Saved data entries:

• • • • • • •

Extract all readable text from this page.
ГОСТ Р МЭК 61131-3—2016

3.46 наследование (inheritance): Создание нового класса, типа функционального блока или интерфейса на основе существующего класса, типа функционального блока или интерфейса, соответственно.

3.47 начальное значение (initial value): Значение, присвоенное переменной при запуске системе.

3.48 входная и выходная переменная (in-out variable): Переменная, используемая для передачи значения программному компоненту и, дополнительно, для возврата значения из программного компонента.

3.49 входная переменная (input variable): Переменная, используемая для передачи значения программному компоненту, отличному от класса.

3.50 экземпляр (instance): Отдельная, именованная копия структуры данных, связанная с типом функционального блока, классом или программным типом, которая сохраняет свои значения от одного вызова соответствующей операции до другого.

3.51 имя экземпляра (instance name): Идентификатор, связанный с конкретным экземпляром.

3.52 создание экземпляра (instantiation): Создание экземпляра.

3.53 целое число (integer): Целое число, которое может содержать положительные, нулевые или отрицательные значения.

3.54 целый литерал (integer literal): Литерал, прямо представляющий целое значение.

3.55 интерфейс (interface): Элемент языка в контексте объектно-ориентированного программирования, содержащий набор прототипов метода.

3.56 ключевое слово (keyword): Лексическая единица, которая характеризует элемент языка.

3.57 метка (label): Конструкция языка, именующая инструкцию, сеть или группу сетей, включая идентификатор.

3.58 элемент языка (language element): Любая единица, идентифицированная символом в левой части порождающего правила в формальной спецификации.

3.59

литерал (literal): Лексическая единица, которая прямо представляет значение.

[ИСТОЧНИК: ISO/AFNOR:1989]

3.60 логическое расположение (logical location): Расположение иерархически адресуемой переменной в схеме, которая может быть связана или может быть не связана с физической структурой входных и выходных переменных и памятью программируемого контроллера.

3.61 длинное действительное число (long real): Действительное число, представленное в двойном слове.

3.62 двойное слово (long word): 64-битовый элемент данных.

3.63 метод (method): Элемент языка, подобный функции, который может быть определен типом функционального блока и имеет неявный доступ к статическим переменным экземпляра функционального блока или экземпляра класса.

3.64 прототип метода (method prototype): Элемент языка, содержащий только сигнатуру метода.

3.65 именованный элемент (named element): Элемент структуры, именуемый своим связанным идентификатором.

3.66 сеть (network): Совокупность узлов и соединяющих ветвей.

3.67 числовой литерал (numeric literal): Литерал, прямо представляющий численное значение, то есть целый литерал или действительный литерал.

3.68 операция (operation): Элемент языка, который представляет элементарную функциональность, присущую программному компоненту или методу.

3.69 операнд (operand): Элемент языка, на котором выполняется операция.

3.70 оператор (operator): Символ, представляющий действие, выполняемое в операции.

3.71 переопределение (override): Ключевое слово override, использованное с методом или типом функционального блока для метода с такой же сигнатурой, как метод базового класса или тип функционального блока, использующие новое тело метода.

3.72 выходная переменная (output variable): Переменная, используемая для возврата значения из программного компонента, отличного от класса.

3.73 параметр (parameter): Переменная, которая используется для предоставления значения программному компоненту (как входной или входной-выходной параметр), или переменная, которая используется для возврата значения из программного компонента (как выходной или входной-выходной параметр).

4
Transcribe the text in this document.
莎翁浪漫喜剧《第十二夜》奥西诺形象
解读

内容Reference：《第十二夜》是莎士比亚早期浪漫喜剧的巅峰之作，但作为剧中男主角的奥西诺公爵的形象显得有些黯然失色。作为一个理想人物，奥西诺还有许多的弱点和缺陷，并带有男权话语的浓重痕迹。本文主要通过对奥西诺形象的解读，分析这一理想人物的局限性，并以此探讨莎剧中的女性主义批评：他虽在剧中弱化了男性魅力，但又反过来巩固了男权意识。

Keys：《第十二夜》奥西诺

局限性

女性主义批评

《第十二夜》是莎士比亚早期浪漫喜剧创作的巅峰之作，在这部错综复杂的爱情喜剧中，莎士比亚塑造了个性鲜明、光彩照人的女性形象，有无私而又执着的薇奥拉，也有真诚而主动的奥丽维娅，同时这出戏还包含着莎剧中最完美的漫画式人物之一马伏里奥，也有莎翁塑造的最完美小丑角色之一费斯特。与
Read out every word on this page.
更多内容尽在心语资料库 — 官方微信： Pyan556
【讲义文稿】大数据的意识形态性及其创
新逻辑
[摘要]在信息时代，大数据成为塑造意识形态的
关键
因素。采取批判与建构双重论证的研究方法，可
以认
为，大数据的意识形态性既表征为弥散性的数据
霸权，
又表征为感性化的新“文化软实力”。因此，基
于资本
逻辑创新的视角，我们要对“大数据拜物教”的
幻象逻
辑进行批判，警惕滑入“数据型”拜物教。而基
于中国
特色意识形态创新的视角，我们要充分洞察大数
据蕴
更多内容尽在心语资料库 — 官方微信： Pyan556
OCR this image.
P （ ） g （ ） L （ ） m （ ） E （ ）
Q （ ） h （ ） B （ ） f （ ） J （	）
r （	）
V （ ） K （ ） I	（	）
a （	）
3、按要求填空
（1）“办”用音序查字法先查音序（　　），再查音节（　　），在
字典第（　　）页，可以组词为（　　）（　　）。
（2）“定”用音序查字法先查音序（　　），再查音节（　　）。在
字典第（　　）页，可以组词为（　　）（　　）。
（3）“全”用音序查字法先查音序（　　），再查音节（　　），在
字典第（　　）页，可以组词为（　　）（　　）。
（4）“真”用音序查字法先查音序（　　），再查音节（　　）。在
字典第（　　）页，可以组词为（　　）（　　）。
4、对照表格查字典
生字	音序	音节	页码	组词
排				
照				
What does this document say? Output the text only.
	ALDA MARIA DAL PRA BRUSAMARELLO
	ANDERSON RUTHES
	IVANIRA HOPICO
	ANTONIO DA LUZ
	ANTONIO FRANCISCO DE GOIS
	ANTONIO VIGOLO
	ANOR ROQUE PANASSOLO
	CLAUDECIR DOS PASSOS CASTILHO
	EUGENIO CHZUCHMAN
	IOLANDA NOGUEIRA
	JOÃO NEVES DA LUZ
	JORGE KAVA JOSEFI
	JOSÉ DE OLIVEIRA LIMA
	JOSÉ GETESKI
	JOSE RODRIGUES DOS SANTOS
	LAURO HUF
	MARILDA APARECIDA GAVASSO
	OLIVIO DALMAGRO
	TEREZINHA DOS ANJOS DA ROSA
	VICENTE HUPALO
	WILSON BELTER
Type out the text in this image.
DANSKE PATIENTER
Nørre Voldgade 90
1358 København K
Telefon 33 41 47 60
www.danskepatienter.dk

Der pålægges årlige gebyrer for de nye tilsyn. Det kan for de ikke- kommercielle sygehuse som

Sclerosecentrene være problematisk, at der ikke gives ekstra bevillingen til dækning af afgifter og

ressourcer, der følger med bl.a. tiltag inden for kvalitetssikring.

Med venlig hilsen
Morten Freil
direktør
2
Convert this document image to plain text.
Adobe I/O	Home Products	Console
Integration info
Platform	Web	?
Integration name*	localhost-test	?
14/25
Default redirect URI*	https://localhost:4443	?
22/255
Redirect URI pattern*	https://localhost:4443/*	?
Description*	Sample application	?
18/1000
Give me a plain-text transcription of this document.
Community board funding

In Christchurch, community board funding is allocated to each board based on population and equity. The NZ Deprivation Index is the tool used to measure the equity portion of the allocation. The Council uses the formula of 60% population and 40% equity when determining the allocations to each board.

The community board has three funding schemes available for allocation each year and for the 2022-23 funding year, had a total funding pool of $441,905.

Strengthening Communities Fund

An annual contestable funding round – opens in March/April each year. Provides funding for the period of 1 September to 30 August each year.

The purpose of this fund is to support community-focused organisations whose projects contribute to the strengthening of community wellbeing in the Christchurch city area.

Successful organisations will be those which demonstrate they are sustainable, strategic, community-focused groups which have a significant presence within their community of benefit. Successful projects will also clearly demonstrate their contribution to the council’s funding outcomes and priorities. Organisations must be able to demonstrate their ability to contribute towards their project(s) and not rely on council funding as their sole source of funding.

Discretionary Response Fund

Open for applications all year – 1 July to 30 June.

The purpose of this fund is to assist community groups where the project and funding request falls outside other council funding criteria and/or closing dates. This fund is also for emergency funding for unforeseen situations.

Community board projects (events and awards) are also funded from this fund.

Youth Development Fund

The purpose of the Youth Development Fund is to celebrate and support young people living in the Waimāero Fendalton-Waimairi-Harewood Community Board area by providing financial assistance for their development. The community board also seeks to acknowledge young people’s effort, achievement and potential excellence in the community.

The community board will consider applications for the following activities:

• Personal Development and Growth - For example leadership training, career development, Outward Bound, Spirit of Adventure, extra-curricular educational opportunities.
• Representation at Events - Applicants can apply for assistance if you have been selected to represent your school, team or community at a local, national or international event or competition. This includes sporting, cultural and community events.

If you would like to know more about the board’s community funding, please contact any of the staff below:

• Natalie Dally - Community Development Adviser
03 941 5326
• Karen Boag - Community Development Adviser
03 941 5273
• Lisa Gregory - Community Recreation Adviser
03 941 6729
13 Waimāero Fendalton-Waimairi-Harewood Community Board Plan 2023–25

• • • • • • •

Challenge: Among the records above, find each line holding the string "long" and pull it out.

Reply to the task:
3.61 длинное действительное число (long real): Действительное число, представленное в двойном слове.
3.62 двойное слово (long word): 64-битовый элемент данных.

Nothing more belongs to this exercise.